WHAT IS BEING ASKED: Find the line containing "What's the underlying", then return it and every line after it through the end of the records, exactly. Leave out pictures.
==================================================
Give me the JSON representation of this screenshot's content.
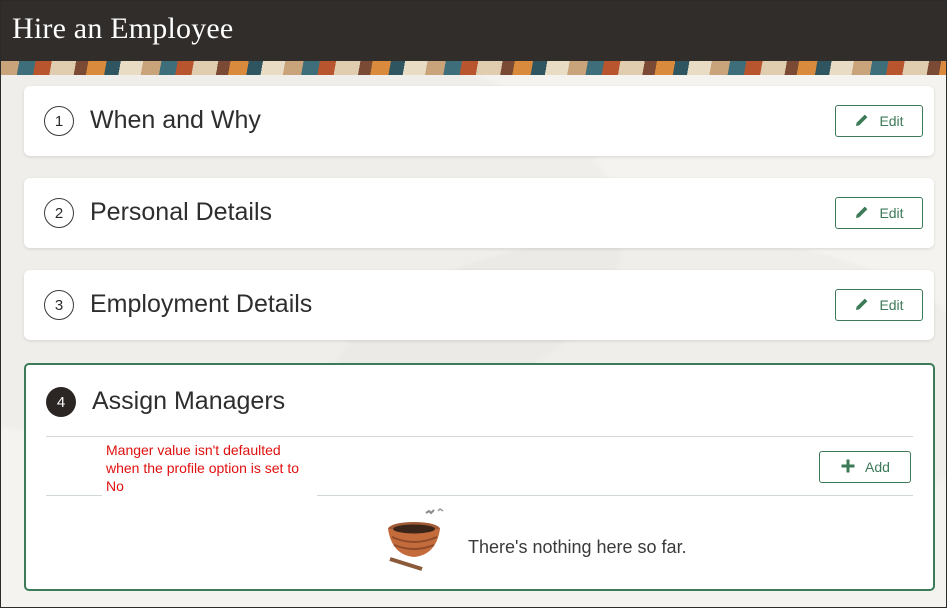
{
  "header": {
    "title": "Hire an Employee"
  },
  "steps": [
    {
      "number": "1",
      "title": "When and Why",
      "button": "Edit"
    },
    {
      "number": "2",
      "title": "Personal Details",
      "button": "Edit"
    },
    {
      "number": "3",
      "title": "Employment Details",
      "button": "Edit"
    }
  ],
  "active_step": {
    "number": "4",
    "title": "Assign Managers",
    "annotation": "Manger value isn't defaulted when the profile option is set to No",
    "add_button": "Add",
    "empty_message": "There's nothing here so far."
  },
  "colors": {
    "accent": "#3c7a59",
    "header_bg": "#312d2a",
    "annotation": "#e0100f"
  },
  "icons": {
    "edit": "pencil-icon",
    "add": "plus-icon",
    "empty": "nest-illustration"
  }
}
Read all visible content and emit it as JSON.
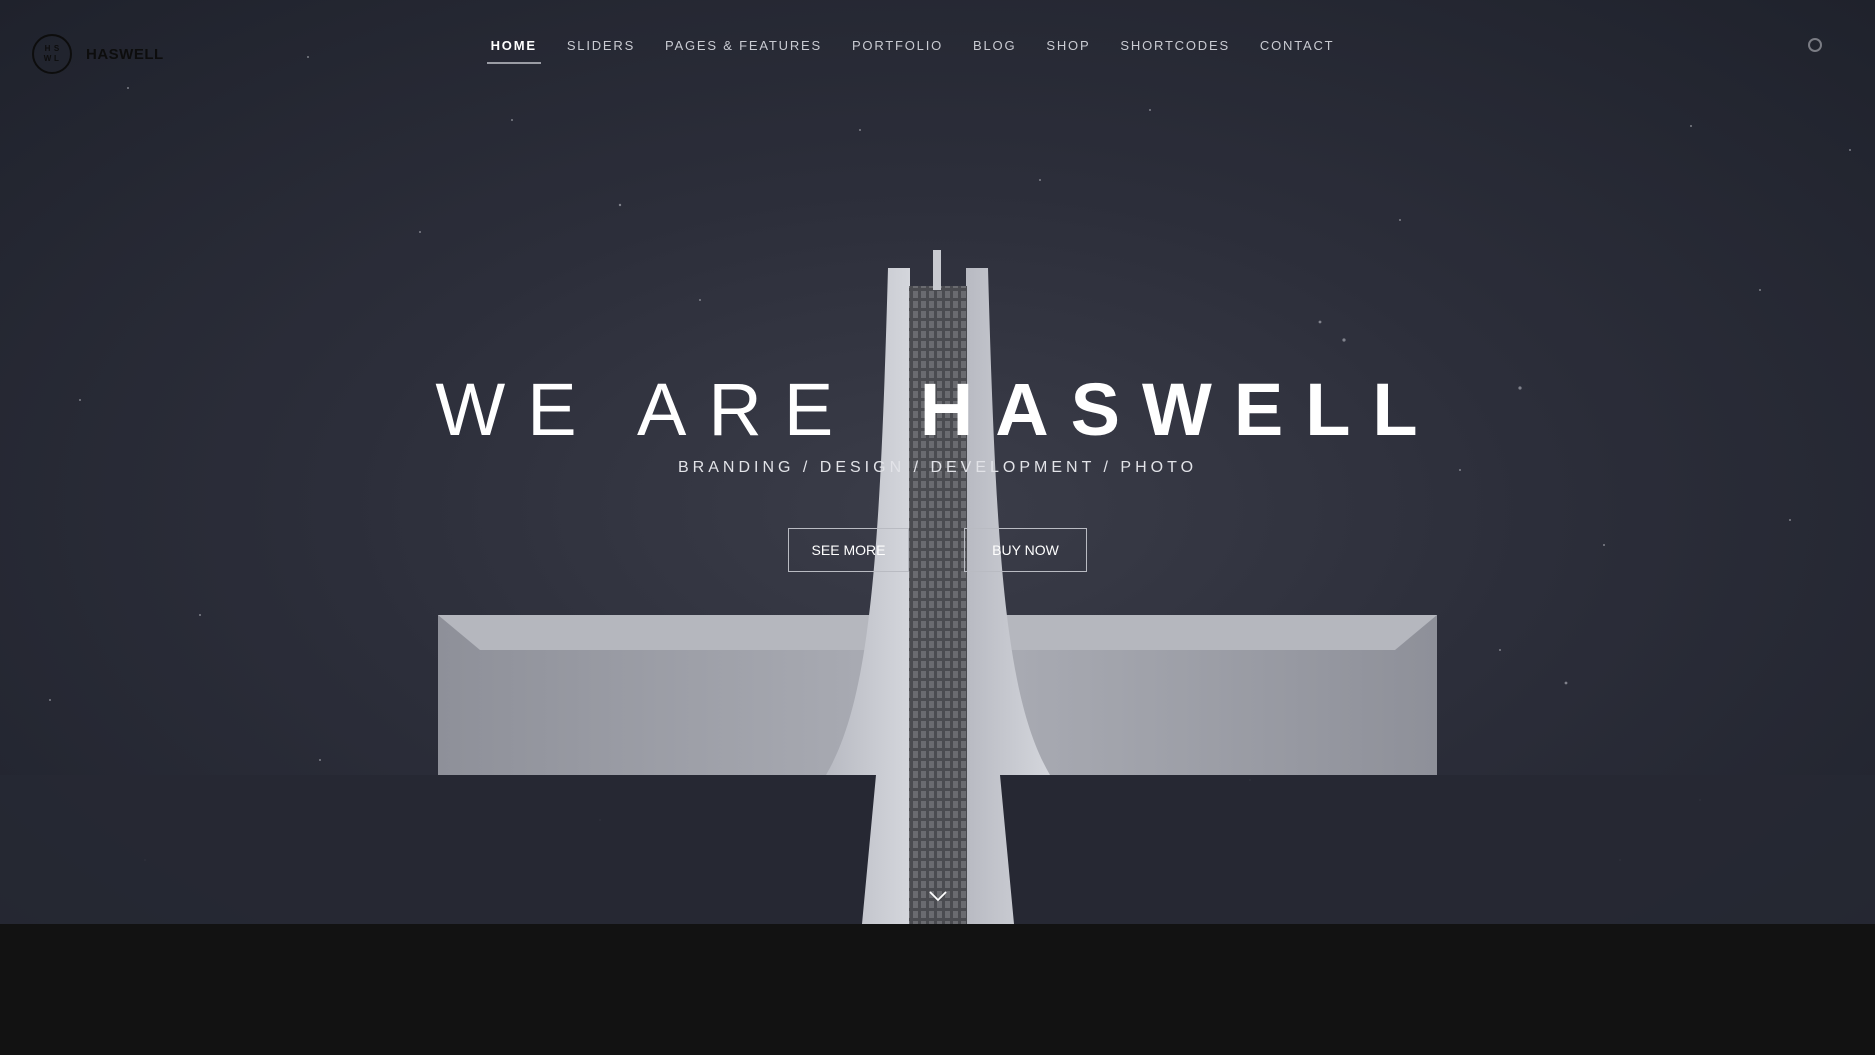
{
  "brand": {
    "mark": [
      "H",
      "S",
      "W",
      "L"
    ],
    "name": "HASWELL"
  },
  "nav": {
    "items": [
      {
        "label": "HOME",
        "active": true
      },
      {
        "label": "SLIDERS"
      },
      {
        "label": "PAGES & FEATURES"
      },
      {
        "label": "PORTFOLIO"
      },
      {
        "label": "BLOG"
      },
      {
        "label": "SHOP"
      },
      {
        "label": "SHORTCODES"
      },
      {
        "label": "CONTACT"
      }
    ]
  },
  "search": {
    "icon": "search-icon"
  },
  "hero": {
    "headline_light": "WE ARE",
    "headline_bold": "HASWELL",
    "subline": "BRANDING / DESIGN / DEVELOPMENT / PHOTO",
    "see_more": "SEE MORE",
    "buy_now": "BUY NOW",
    "scroll_icon": "chevron-down-icon"
  },
  "colors": {
    "sky": "#2c2e3a",
    "text": "#ffffff",
    "footer": "#121212"
  }
}
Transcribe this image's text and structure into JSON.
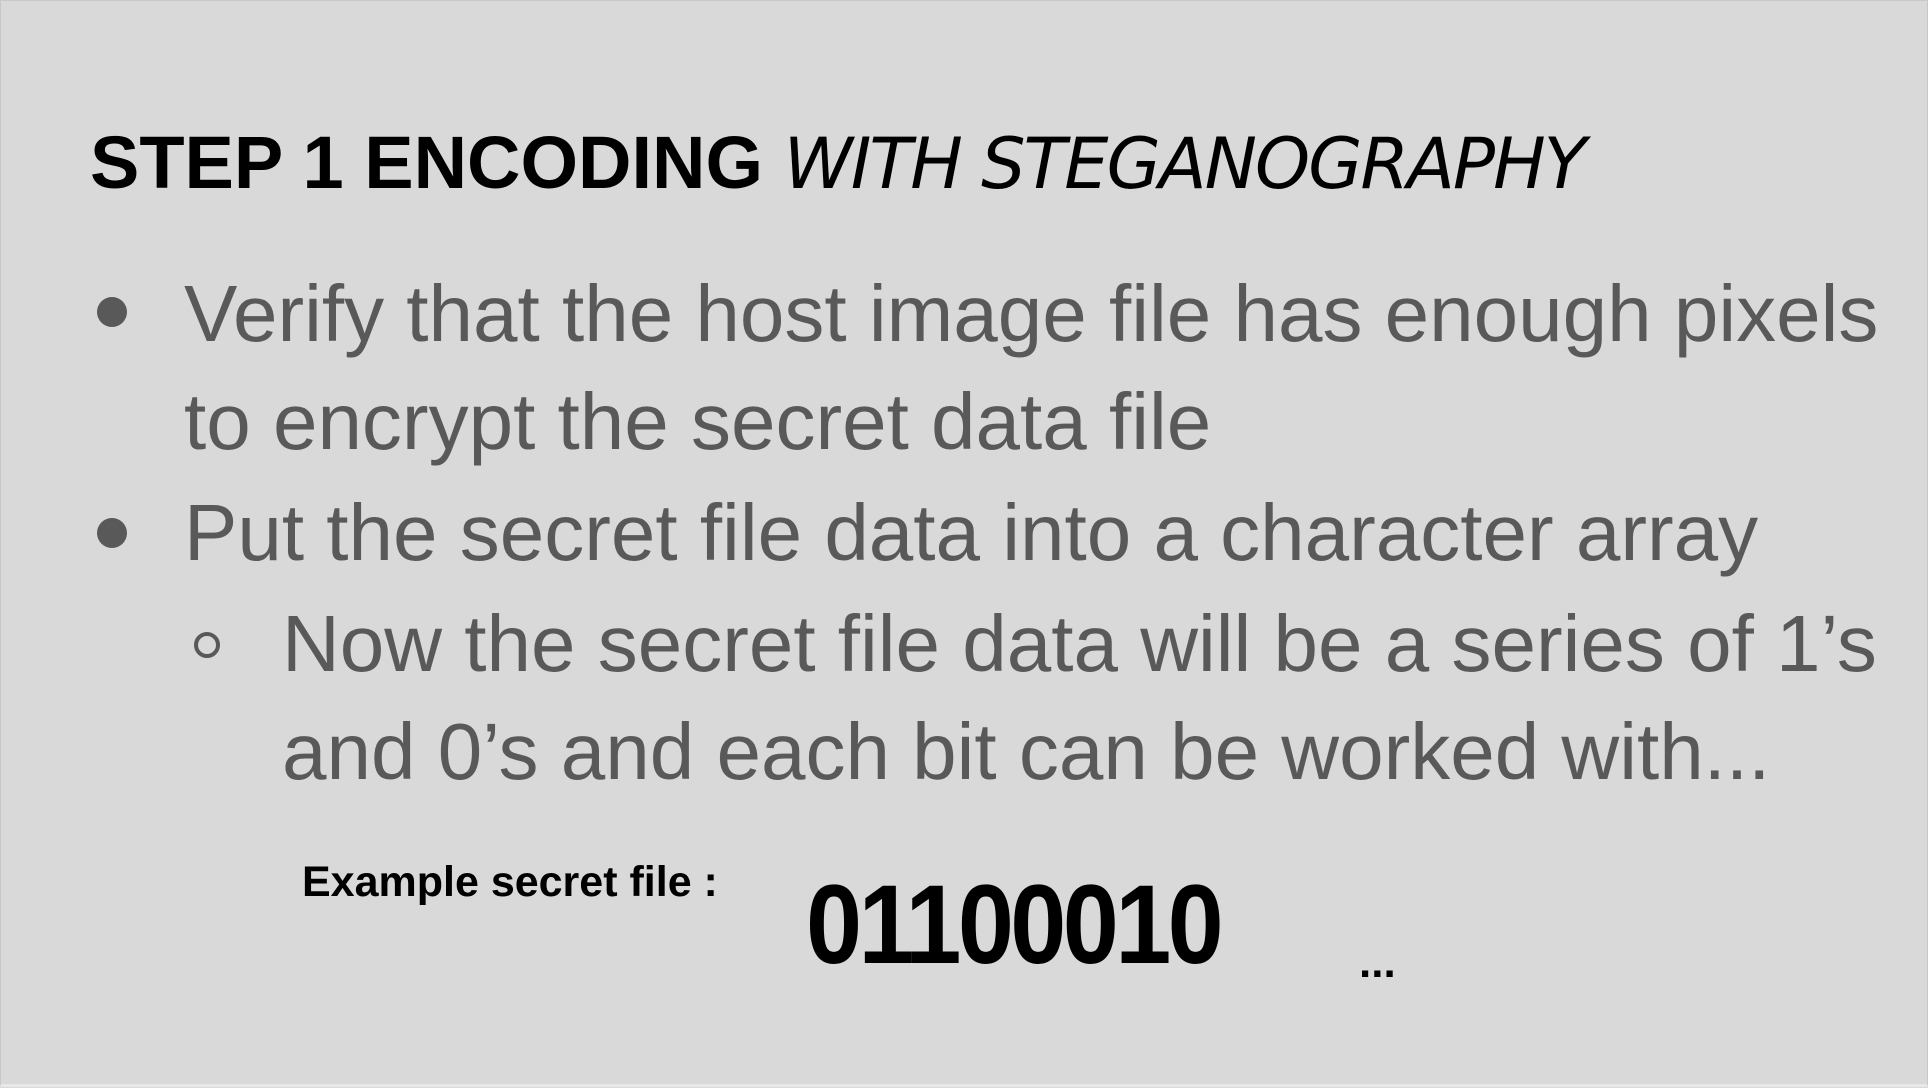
{
  "slide": {
    "title_bold": "STEP 1 ENCODING",
    "title_italic": "WITH STEGANOGRAPHY",
    "bullets": [
      {
        "lines": [
          "Verify that the host image file has enough pixels",
          "to encrypt the secret data file"
        ]
      },
      {
        "lines": [
          "Put the secret file data into a character array"
        ]
      }
    ],
    "sub_bullet": {
      "lines": [
        "Now the secret file data will be a series of 1’s",
        "and 0’s and each bit can be worked with..."
      ]
    },
    "example_label": "Example secret file :",
    "example_bits": "01100010",
    "ellipsis": "..."
  }
}
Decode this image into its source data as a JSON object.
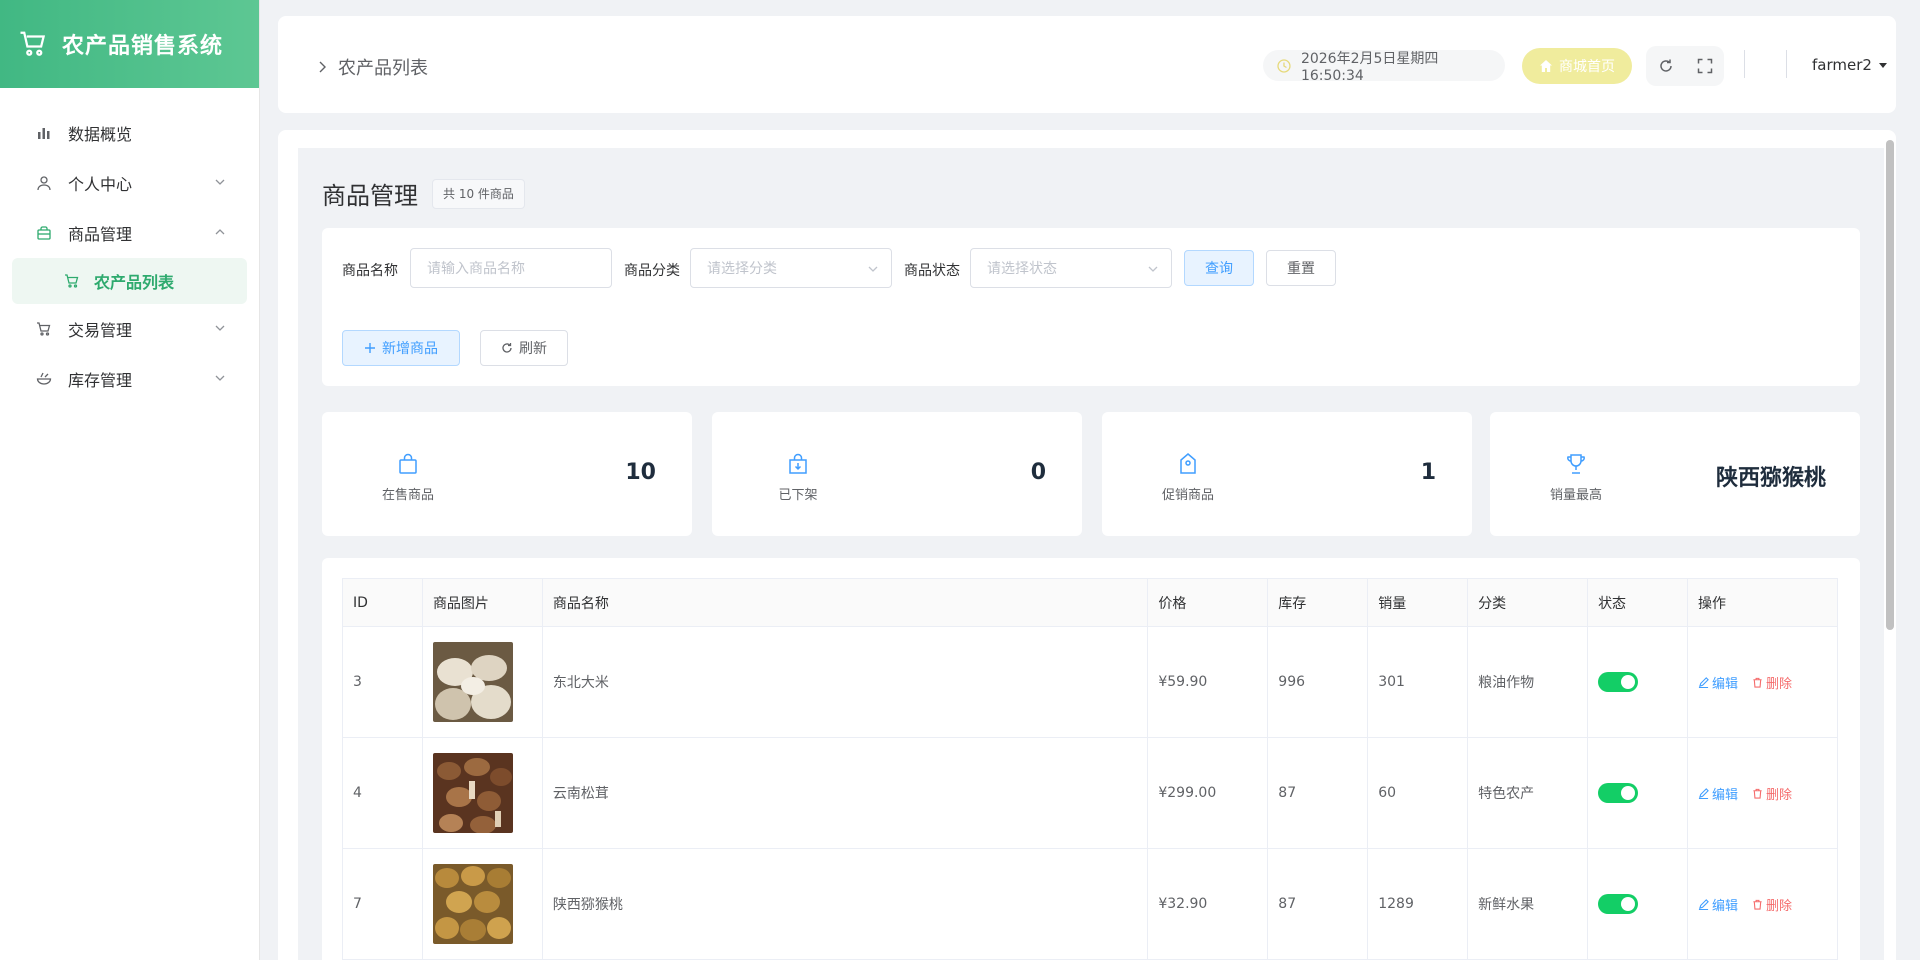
{
  "app": {
    "title": "农产品销售系统"
  },
  "sidebar": {
    "items": [
      {
        "label": "数据概览",
        "icon": "bar-chart-icon"
      },
      {
        "label": "个人中心",
        "icon": "user-icon"
      },
      {
        "label": "商品管理",
        "icon": "bag-icon"
      },
      {
        "label": "交易管理",
        "icon": "cart-icon"
      },
      {
        "label": "库存管理",
        "icon": "bowl-icon"
      }
    ],
    "active_sub": {
      "label": "农产品列表",
      "icon": "cart-icon"
    }
  },
  "header": {
    "breadcrumb": "农产品列表",
    "datetime": "2026年2月5日星期四 16:50:34",
    "shop_home": "商城首页",
    "username": "farmer2"
  },
  "page": {
    "title": "商品管理",
    "count_badge": "共 10 件商品"
  },
  "filter": {
    "name_label": "商品名称",
    "name_placeholder": "请输入商品名称",
    "category_label": "商品分类",
    "category_placeholder": "请选择分类",
    "status_label": "商品状态",
    "status_placeholder": "请选择状态",
    "query": "查询",
    "reset": "重置",
    "add": "新增商品",
    "refresh": "刷新"
  },
  "stats": [
    {
      "label": "在售商品",
      "value": "10",
      "icon": "shopping-bag-icon"
    },
    {
      "label": "已下架",
      "value": "0",
      "icon": "bag-down-icon"
    },
    {
      "label": "促销商品",
      "value": "1",
      "icon": "price-tag-icon"
    },
    {
      "label": "销量最高",
      "value": "陕西猕猴桃",
      "icon": "trophy-icon"
    }
  ],
  "table": {
    "headers": [
      "ID",
      "商品图片",
      "商品名称",
      "价格",
      "库存",
      "销量",
      "分类",
      "状态",
      "操作"
    ],
    "edit": "编辑",
    "delete": "删除",
    "rows": [
      {
        "id": "3",
        "name": "东北大米",
        "price": "¥59.90",
        "stock": "996",
        "sales": "301",
        "category": "粮油作物",
        "enabled": true
      },
      {
        "id": "4",
        "name": "云南松茸",
        "price": "¥299.00",
        "stock": "87",
        "sales": "60",
        "category": "特色农产",
        "enabled": true
      },
      {
        "id": "7",
        "name": "陕西猕猴桃",
        "price": "¥32.90",
        "stock": "87",
        "sales": "1289",
        "category": "新鲜水果",
        "enabled": true
      }
    ]
  },
  "colors": {
    "brand": "#41b883",
    "primary": "#409eff",
    "danger": "#f56c6c",
    "switch_on": "#13ce66"
  }
}
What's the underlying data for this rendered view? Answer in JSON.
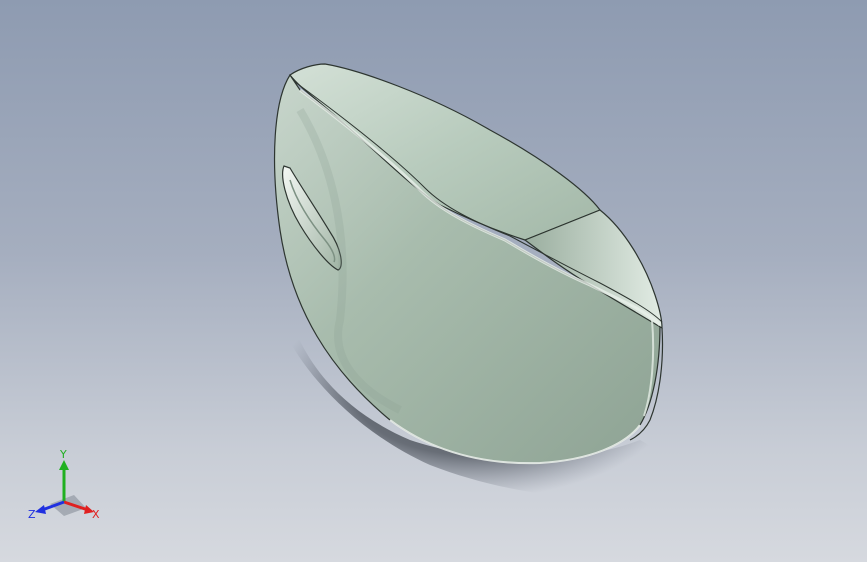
{
  "viewport": {
    "background_top": "#8e9bb1",
    "background_bottom": "#d6d9df",
    "model_color": "#a9bfae"
  },
  "triad": {
    "x_label": "X",
    "y_label": "Y",
    "z_label": "Z",
    "x_color": "#e02020",
    "y_color": "#20b020",
    "z_color": "#2030e0"
  }
}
==================================================
THE RESPONSE:
What's the underlying data for this rendered view? Answer in JSON.
{
  "viewport": {
    "background_top": "#8e9bb1",
    "background_bottom": "#d6d9df",
    "model_color": "#a9bfae"
  },
  "triad": {
    "x_label": "X",
    "y_label": "Y",
    "z_label": "Z",
    "x_color": "#e02020",
    "y_color": "#20b020",
    "z_color": "#2030e0"
  }
}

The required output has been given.